How many lines of the entries below include the word "leggings"? Answer with the number alone.
-------- PROVIDED INFORMATION
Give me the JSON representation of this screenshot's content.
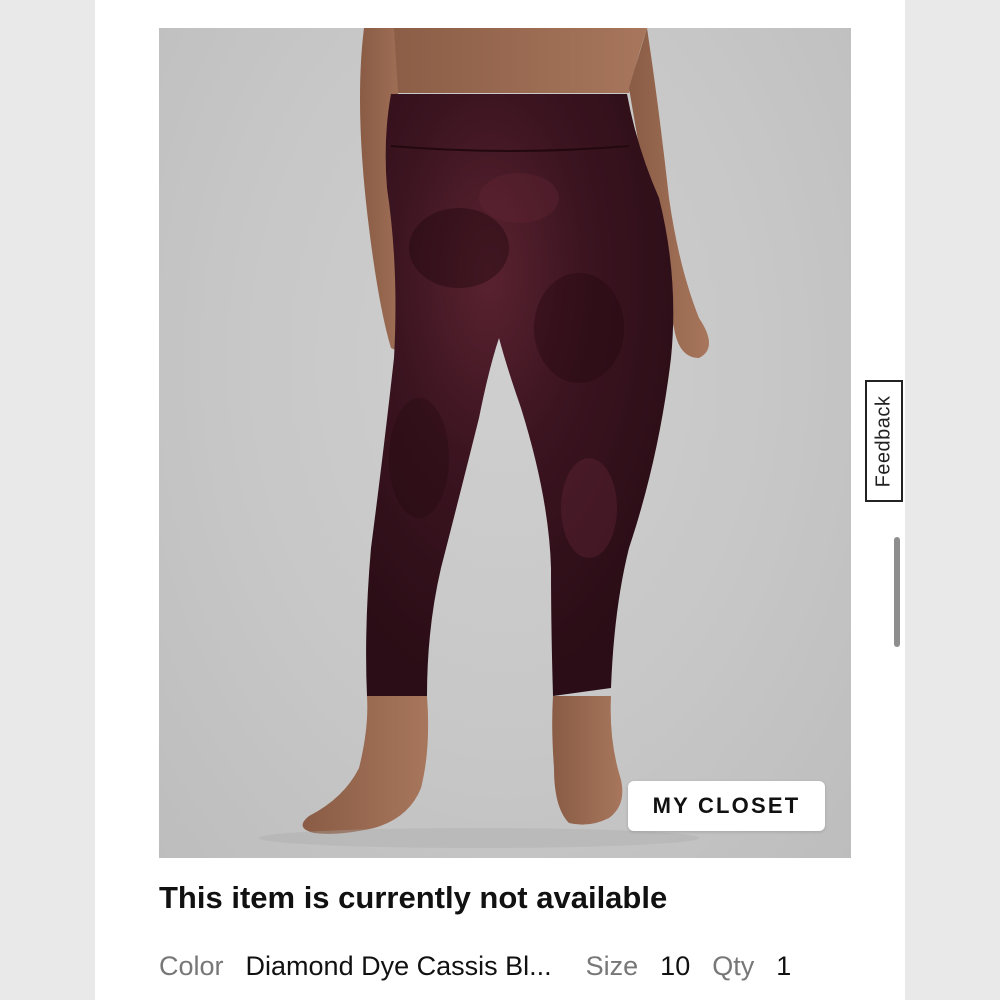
{
  "product": {
    "image_alt": "Person wearing high-rise cropped leggings",
    "closet_button": "MY CLOSET"
  },
  "status": {
    "message": "This item is currently not available"
  },
  "details": {
    "color_label": "Color",
    "color_value": "Diamond Dye Cassis Bl...",
    "size_label": "Size",
    "size_value": "10",
    "qty_label": "Qty",
    "qty_value": "1"
  },
  "feedback": {
    "label": "Feedback"
  },
  "colors": {
    "background_side": "#e9e9e9",
    "panel": "#ffffff",
    "leggings": "#3a1420",
    "skin": "#9a6a52",
    "text_primary": "#111111",
    "text_secondary": "#777777"
  }
}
----------------
* [PROBLEM SOLUTION]:
2